Excerpt from a dataset.
** Begin **

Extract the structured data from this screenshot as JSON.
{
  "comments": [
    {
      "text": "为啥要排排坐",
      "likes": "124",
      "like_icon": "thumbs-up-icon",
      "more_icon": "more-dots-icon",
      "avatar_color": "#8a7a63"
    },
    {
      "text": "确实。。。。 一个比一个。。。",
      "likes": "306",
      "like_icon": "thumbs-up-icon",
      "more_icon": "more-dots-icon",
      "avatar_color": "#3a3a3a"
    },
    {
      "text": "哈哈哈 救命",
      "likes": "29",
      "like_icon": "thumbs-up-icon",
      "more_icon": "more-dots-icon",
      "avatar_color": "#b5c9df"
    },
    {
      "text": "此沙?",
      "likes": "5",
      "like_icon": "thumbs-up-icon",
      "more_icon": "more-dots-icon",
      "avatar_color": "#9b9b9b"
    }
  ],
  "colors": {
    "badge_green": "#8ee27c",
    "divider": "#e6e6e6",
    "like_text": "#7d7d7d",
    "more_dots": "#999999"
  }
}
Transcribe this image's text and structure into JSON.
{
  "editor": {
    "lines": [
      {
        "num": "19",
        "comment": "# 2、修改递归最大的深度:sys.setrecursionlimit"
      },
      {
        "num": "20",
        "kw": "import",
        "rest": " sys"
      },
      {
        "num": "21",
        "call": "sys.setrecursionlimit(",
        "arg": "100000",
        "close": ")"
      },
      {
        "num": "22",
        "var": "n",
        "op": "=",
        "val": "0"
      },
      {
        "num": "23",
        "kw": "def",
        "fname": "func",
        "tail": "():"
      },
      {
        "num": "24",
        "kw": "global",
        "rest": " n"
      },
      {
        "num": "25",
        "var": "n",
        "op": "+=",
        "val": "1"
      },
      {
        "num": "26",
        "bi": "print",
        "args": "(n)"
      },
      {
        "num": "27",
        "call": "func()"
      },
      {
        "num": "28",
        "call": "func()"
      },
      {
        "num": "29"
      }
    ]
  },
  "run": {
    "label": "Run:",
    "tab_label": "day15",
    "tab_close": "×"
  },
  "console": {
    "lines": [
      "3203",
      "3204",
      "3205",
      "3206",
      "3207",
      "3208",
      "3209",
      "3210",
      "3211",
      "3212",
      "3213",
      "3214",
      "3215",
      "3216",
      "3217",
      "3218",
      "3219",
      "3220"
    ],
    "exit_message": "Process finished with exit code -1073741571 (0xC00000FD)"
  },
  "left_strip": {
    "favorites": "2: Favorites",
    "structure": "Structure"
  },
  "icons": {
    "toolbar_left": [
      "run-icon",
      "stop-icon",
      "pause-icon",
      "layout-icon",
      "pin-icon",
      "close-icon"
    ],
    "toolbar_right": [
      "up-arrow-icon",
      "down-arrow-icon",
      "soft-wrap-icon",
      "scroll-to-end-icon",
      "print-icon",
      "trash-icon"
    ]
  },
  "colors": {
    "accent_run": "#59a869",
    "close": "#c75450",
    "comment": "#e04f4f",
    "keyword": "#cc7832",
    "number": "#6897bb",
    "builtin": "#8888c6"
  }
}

** End **

Exercise requirements. Give all the entries again exactly; leave none out.

Result for this task.
Extract the structured data from this screenshot as JSON.
{
  "comments": [
    {
      "text": "为啥要排排坐",
      "likes": "124",
      "like_icon": "thumbs-up-icon",
      "more_icon": "more-dots-icon",
      "avatar_color": "#8a7a63"
    },
    {
      "text": "确实。。。。 一个比一个。。。",
      "likes": "306",
      "like_icon": "thumbs-up-icon",
      "more_icon": "more-dots-icon",
      "avatar_color": "#3a3a3a"
    },
    {
      "text": "哈哈哈 救命",
      "likes": "29",
      "like_icon": "thumbs-up-icon",
      "more_icon": "more-dots-icon",
      "avatar_color": "#b5c9df"
    },
    {
      "text": "此沙?",
      "likes": "5",
      "like_icon": "thumbs-up-icon",
      "more_icon": "more-dots-icon",
      "avatar_color": "#9b9b9b"
    }
  ],
  "colors": {
    "badge_green": "#8ee27c",
    "divider": "#e6e6e6",
    "like_text": "#7d7d7d",
    "more_dots": "#999999"
  }
}
Transcribe this image's text and structure into JSON.
{
  "editor": {
    "lines": [
      {
        "num": "19",
        "comment": "# 2、修改递归最大的深度:sys.setrecursionlimit"
      },
      {
        "num": "20",
        "kw": "import",
        "rest": " sys"
      },
      {
        "num": "21",
        "call": "sys.setrecursionlimit(",
        "arg": "100000",
        "close": ")"
      },
      {
        "num": "22",
        "var": "n",
        "op": "=",
        "val": "0"
      },
      {
        "num": "23",
        "kw": "def",
        "fname": "func",
        "tail": "():"
      },
      {
        "num": "24",
        "kw": "global",
        "rest": " n"
      },
      {
        "num": "25",
        "var": "n",
        "op": "+=",
        "val": "1"
      },
      {
        "num": "26",
        "bi": "print",
        "args": "(n)"
      },
      {
        "num": "27",
        "call": "func()"
      },
      {
        "num": "28",
        "call": "func()"
      },
      {
        "num": "29"
      }
    ]
  },
  "run": {
    "label": "Run:",
    "tab_label": "day15",
    "tab_close": "×"
  },
  "console": {
    "lines": [
      "3203",
      "3204",
      "3205",
      "3206",
      "3207",
      "3208",
      "3209",
      "3210",
      "3211",
      "3212",
      "3213",
      "3214",
      "3215",
      "3216",
      "3217",
      "3218",
      "3219",
      "3220"
    ],
    "exit_message": "Process finished with exit code -1073741571 (0xC00000FD)"
  },
  "left_strip": {
    "favorites": "2: Favorites",
    "structure": "Structure"
  },
  "icons": {
    "toolbar_left": [
      "run-icon",
      "stop-icon",
      "pause-icon",
      "layout-icon",
      "pin-icon",
      "close-icon"
    ],
    "toolbar_right": [
      "up-arrow-icon",
      "down-arrow-icon",
      "soft-wrap-icon",
      "scroll-to-end-icon",
      "print-icon",
      "trash-icon"
    ]
  },
  "colors": {
    "accent_run": "#59a869",
    "close": "#c75450",
    "comment": "#e04f4f",
    "keyword": "#cc7832",
    "number": "#6897bb",
    "builtin": "#8888c6"
  }
}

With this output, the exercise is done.